====== TASK INPUTS
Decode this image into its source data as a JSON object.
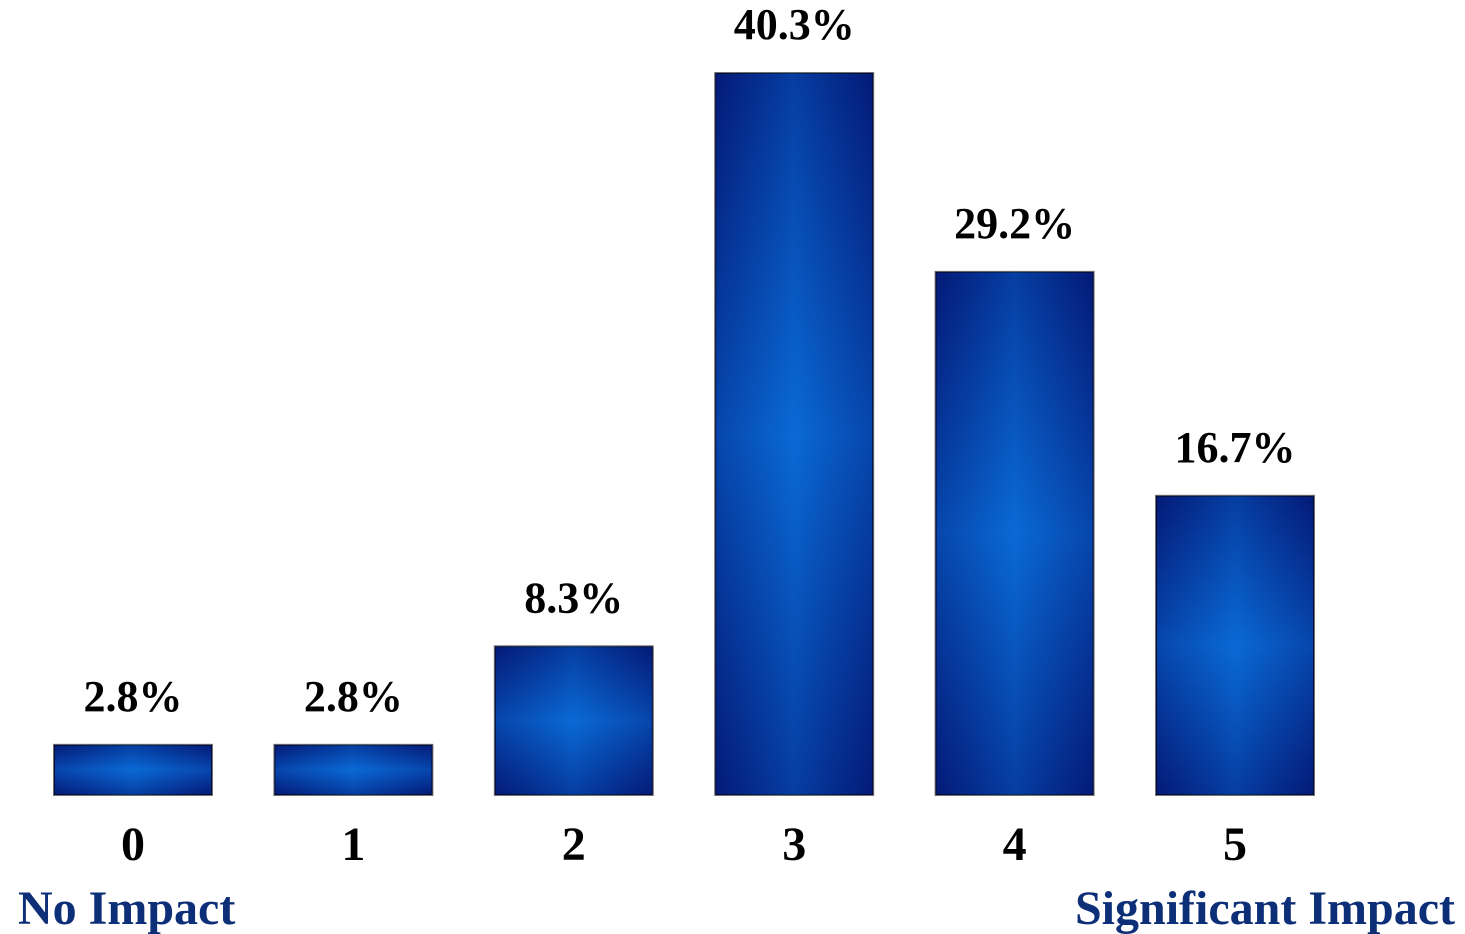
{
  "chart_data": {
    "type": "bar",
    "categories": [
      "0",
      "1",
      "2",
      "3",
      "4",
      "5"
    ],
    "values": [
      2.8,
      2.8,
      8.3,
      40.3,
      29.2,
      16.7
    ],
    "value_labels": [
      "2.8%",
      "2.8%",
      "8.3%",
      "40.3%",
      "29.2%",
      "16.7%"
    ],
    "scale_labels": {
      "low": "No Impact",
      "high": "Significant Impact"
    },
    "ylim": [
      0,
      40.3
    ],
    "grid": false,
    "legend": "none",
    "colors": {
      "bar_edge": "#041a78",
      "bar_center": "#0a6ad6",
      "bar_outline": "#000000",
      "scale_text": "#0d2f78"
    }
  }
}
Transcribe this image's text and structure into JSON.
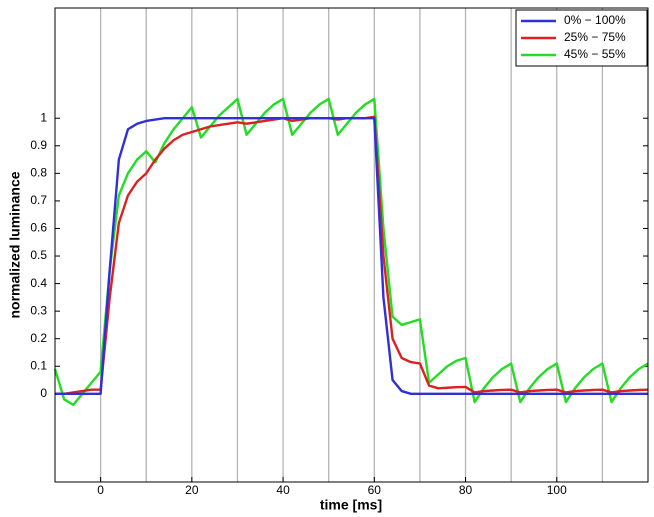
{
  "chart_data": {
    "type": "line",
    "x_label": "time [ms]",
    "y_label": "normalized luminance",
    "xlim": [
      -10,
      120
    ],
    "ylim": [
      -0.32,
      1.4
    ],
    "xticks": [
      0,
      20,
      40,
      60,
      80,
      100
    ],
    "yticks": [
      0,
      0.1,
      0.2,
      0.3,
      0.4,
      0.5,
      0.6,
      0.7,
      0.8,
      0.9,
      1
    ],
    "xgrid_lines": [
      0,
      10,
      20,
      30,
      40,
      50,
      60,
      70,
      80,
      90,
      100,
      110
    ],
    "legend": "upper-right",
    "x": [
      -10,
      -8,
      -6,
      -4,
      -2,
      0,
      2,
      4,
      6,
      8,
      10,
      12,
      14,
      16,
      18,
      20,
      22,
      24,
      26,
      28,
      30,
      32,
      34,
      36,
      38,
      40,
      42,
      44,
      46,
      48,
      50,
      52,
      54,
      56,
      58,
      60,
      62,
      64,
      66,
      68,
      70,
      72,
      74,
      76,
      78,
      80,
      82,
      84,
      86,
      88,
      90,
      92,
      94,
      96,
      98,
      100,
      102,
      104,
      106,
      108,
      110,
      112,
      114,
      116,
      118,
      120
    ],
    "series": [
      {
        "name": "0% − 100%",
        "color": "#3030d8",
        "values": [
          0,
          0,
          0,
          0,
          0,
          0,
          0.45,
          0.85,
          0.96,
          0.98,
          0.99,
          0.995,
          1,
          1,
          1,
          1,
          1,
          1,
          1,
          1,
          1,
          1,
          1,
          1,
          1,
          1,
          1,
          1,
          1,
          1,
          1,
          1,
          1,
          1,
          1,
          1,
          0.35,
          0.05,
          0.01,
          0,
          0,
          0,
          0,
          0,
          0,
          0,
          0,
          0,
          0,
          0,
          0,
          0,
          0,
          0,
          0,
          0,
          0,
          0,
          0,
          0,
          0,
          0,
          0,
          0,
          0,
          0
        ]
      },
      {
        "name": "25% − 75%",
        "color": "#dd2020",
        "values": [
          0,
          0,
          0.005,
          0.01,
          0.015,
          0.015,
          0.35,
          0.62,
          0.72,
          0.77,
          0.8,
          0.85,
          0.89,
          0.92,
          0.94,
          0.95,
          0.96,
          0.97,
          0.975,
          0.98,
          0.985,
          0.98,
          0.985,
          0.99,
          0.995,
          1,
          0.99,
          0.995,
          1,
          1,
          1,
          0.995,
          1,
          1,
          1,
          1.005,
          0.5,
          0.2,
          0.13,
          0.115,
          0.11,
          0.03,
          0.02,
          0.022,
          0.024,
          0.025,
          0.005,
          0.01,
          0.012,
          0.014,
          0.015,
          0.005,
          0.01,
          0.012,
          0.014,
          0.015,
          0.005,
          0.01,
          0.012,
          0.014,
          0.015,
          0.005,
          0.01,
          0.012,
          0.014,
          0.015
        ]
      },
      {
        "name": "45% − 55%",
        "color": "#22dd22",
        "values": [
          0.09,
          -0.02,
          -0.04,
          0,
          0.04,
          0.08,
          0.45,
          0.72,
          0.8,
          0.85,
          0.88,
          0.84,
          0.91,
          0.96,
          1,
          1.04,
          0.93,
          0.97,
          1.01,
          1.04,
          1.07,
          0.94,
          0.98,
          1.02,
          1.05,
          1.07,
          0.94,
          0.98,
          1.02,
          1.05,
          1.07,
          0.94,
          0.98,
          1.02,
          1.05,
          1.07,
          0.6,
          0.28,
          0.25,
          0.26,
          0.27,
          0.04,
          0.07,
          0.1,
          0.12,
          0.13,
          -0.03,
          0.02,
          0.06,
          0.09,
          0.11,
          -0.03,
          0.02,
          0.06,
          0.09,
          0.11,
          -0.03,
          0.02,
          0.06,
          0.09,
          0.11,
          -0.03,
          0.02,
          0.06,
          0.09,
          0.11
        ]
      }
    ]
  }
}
============
## GIVEN TASK
Pull out every line of the entries that includes the word "JSON".

## SOLUTION BELOW
Decode this image into its source data as a JSON object.
Transcribe this image's text and structure into JSON.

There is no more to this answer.